DIRECTIONS FOR THIS TASK
Extract the entries in their exact form.

MATERIALS PROVIDED
[Begin]

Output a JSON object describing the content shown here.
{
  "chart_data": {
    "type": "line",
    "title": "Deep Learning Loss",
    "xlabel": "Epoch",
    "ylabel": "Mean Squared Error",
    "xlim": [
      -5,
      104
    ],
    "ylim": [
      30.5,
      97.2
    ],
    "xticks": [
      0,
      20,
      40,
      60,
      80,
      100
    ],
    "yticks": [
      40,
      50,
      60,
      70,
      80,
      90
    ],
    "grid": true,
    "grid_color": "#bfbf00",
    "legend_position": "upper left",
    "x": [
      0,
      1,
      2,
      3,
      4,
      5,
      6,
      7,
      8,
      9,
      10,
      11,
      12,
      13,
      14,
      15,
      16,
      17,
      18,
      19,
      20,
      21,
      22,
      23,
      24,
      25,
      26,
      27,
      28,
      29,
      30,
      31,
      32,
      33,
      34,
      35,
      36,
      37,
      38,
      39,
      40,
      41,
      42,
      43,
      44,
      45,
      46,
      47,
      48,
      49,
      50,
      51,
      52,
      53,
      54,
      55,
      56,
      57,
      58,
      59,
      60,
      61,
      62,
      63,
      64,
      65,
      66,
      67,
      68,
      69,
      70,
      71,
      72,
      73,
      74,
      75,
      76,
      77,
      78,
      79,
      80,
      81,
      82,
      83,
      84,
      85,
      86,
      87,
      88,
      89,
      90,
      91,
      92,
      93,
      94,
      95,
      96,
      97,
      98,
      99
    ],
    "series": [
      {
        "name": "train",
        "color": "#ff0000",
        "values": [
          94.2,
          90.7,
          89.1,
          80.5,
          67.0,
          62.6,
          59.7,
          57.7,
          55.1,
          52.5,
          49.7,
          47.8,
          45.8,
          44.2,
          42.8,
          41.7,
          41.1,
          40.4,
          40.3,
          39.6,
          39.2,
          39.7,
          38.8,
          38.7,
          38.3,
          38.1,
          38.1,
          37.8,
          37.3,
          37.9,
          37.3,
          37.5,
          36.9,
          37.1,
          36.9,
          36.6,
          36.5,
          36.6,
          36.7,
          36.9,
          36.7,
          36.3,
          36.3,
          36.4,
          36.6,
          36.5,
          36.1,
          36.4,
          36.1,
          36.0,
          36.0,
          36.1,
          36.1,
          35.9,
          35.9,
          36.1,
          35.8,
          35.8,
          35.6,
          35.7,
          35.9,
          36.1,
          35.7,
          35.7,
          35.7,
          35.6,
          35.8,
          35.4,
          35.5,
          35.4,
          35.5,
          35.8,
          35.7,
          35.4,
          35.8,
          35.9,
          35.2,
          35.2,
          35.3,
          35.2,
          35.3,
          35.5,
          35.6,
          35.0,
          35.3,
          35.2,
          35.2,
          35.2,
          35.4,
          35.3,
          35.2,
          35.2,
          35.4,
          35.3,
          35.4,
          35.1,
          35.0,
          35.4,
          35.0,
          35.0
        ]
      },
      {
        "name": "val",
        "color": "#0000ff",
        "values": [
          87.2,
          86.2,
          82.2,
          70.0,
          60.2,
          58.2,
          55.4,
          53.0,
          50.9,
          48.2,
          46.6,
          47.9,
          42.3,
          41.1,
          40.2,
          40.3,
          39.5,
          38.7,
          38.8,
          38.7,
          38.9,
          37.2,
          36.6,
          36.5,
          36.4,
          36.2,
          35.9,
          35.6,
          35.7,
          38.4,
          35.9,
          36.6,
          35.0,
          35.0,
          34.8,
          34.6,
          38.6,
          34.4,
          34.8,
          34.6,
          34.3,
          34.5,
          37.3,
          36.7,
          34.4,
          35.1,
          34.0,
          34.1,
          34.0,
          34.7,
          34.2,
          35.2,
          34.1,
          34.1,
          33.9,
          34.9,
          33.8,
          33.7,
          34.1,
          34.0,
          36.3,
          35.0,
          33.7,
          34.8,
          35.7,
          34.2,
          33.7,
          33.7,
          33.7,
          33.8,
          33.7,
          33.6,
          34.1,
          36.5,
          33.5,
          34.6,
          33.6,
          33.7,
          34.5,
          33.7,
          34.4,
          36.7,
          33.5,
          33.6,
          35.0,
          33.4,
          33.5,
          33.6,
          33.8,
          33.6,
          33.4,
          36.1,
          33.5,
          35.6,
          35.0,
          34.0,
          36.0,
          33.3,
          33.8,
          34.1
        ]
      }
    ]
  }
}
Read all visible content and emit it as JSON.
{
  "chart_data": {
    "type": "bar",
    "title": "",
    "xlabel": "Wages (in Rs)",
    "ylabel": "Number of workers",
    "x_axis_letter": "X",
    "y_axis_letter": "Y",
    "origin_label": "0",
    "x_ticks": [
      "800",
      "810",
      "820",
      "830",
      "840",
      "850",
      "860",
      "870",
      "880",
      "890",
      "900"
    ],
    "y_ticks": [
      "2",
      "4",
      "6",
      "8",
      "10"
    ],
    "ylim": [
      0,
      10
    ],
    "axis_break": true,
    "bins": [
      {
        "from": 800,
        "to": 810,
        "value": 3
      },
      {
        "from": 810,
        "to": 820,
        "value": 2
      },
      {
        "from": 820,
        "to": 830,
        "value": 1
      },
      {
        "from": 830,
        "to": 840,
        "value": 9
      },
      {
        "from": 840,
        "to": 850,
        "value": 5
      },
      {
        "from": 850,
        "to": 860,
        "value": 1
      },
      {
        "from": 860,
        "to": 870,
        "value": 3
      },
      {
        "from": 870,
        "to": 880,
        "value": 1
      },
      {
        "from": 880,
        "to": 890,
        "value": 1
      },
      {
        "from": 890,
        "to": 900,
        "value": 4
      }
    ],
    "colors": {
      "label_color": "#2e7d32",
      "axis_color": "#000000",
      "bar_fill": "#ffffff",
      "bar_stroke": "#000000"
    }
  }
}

[End]

EXPECTED OUTPUT
Output a JSON object describing the content shown here.
{
  "chart_data": {
    "type": "line",
    "title": "Deep Learning Loss",
    "xlabel": "Epoch",
    "ylabel": "Mean Squared Error",
    "xlim": [
      -5,
      104
    ],
    "ylim": [
      30.5,
      97.2
    ],
    "xticks": [
      0,
      20,
      40,
      60,
      80,
      100
    ],
    "yticks": [
      40,
      50,
      60,
      70,
      80,
      90
    ],
    "grid": true,
    "grid_color": "#bfbf00",
    "legend_position": "upper left",
    "x": [
      0,
      1,
      2,
      3,
      4,
      5,
      6,
      7,
      8,
      9,
      10,
      11,
      12,
      13,
      14,
      15,
      16,
      17,
      18,
      19,
      20,
      21,
      22,
      23,
      24,
      25,
      26,
      27,
      28,
      29,
      30,
      31,
      32,
      33,
      34,
      35,
      36,
      37,
      38,
      39,
      40,
      41,
      42,
      43,
      44,
      45,
      46,
      47,
      48,
      49,
      50,
      51,
      52,
      53,
      54,
      55,
      56,
      57,
      58,
      59,
      60,
      61,
      62,
      63,
      64,
      65,
      66,
      67,
      68,
      69,
      70,
      71,
      72,
      73,
      74,
      75,
      76,
      77,
      78,
      79,
      80,
      81,
      82,
      83,
      84,
      85,
      86,
      87,
      88,
      89,
      90,
      91,
      92,
      93,
      94,
      95,
      96,
      97,
      98,
      99
    ],
    "series": [
      {
        "name": "train",
        "color": "#ff0000",
        "values": [
          94.2,
          90.7,
          89.1,
          80.5,
          67.0,
          62.6,
          59.7,
          57.7,
          55.1,
          52.5,
          49.7,
          47.8,
          45.8,
          44.2,
          42.8,
          41.7,
          41.1,
          40.4,
          40.3,
          39.6,
          39.2,
          39.7,
          38.8,
          38.7,
          38.3,
          38.1,
          38.1,
          37.8,
          37.3,
          37.9,
          37.3,
          37.5,
          36.9,
          37.1,
          36.9,
          36.6,
          36.5,
          36.6,
          36.7,
          36.9,
          36.7,
          36.3,
          36.3,
          36.4,
          36.6,
          36.5,
          36.1,
          36.4,
          36.1,
          36.0,
          36.0,
          36.1,
          36.1,
          35.9,
          35.9,
          36.1,
          35.8,
          35.8,
          35.6,
          35.7,
          35.9,
          36.1,
          35.7,
          35.7,
          35.7,
          35.6,
          35.8,
          35.4,
          35.5,
          35.4,
          35.5,
          35.8,
          35.7,
          35.4,
          35.8,
          35.9,
          35.2,
          35.2,
          35.3,
          35.2,
          35.3,
          35.5,
          35.6,
          35.0,
          35.3,
          35.2,
          35.2,
          35.2,
          35.4,
          35.3,
          35.2,
          35.2,
          35.4,
          35.3,
          35.4,
          35.1,
          35.0,
          35.4,
          35.0,
          35.0
        ]
      },
      {
        "name": "val",
        "color": "#0000ff",
        "values": [
          87.2,
          86.2,
          82.2,
          70.0,
          60.2,
          58.2,
          55.4,
          53.0,
          50.9,
          48.2,
          46.6,
          47.9,
          42.3,
          41.1,
          40.2,
          40.3,
          39.5,
          38.7,
          38.8,
          38.7,
          38.9,
          37.2,
          36.6,
          36.5,
          36.4,
          36.2,
          35.9,
          35.6,
          35.7,
          38.4,
          35.9,
          36.6,
          35.0,
          35.0,
          34.8,
          34.6,
          38.6,
          34.4,
          34.8,
          34.6,
          34.3,
          34.5,
          37.3,
          36.7,
          34.4,
          35.1,
          34.0,
          34.1,
          34.0,
          34.7,
          34.2,
          35.2,
          34.1,
          34.1,
          33.9,
          34.9,
          33.8,
          33.7,
          34.1,
          34.0,
          36.3,
          35.0,
          33.7,
          34.8,
          35.7,
          34.2,
          33.7,
          33.7,
          33.7,
          33.8,
          33.7,
          33.6,
          34.1,
          36.5,
          33.5,
          34.6,
          33.6,
          33.7,
          34.5,
          33.7,
          34.4,
          36.7,
          33.5,
          33.6,
          35.0,
          33.4,
          33.5,
          33.6,
          33.8,
          33.6,
          33.4,
          36.1,
          33.5,
          35.6,
          35.0,
          34.0,
          36.0,
          33.3,
          33.8,
          34.1
        ]
      }
    ]
  }
}
Read all visible content and emit it as JSON.
{
  "chart_data": {
    "type": "bar",
    "title": "",
    "xlabel": "Wages (in Rs)",
    "ylabel": "Number of workers",
    "x_axis_letter": "X",
    "y_axis_letter": "Y",
    "origin_label": "0",
    "x_ticks": [
      "800",
      "810",
      "820",
      "830",
      "840",
      "850",
      "860",
      "870",
      "880",
      "890",
      "900"
    ],
    "y_ticks": [
      "2",
      "4",
      "6",
      "8",
      "10"
    ],
    "ylim": [
      0,
      10
    ],
    "axis_break": true,
    "bins": [
      {
        "from": 800,
        "to": 810,
        "value": 3
      },
      {
        "from": 810,
        "to": 820,
        "value": 2
      },
      {
        "from": 820,
        "to": 830,
        "value": 1
      },
      {
        "from": 830,
        "to": 840,
        "value": 9
      },
      {
        "from": 840,
        "to": 850,
        "value": 5
      },
      {
        "from": 850,
        "to": 860,
        "value": 1
      },
      {
        "from": 860,
        "to": 870,
        "value": 3
      },
      {
        "from": 870,
        "to": 880,
        "value": 1
      },
      {
        "from": 880,
        "to": 890,
        "value": 1
      },
      {
        "from": 890,
        "to": 900,
        "value": 4
      }
    ],
    "colors": {
      "label_color": "#2e7d32",
      "axis_color": "#000000",
      "bar_fill": "#ffffff",
      "bar_stroke": "#000000"
    }
  }
}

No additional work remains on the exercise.